◆ **Records from a dataset**

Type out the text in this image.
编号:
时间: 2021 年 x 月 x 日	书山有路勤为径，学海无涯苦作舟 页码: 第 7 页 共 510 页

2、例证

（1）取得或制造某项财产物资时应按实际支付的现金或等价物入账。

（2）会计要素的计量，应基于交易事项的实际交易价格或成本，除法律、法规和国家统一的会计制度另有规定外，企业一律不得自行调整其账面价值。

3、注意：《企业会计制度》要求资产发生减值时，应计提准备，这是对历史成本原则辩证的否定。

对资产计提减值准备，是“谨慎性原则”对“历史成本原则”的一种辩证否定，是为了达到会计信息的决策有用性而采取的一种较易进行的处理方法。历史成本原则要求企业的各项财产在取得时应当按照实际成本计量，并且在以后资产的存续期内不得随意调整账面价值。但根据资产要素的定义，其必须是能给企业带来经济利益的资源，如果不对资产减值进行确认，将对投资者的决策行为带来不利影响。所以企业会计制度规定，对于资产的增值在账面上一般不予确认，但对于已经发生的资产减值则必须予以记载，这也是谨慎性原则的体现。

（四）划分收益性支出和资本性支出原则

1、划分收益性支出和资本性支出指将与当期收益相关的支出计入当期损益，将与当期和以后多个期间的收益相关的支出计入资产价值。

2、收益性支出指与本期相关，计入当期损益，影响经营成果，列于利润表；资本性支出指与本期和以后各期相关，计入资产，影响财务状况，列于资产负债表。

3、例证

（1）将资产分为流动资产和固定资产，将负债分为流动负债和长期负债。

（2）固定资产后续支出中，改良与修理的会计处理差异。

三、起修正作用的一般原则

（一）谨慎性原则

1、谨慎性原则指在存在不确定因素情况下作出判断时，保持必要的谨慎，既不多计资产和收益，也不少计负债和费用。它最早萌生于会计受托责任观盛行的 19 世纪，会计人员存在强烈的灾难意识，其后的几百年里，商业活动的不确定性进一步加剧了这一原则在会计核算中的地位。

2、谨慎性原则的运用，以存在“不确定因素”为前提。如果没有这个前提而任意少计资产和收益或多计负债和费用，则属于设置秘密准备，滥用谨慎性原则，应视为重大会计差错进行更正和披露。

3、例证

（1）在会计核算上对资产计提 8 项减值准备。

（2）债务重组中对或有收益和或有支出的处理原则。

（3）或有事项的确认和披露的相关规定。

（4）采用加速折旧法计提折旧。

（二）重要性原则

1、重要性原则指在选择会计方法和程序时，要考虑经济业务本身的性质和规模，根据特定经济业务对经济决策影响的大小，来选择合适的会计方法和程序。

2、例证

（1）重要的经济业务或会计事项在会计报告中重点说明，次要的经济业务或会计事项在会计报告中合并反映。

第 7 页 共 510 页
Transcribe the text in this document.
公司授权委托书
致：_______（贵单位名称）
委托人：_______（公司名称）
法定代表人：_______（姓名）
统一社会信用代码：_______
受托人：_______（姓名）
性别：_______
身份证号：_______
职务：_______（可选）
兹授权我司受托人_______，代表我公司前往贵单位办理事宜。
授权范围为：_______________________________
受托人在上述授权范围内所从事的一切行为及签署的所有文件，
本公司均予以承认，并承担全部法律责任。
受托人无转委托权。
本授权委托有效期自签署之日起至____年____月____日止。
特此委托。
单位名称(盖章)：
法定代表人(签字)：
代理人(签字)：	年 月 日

◆ **YOUR INSTRUCTIONS**
Where a line above contains the string "this", copy that line.

◆ **THE ANSWER**
Type out the text in this image.
Transcribe the text in this document.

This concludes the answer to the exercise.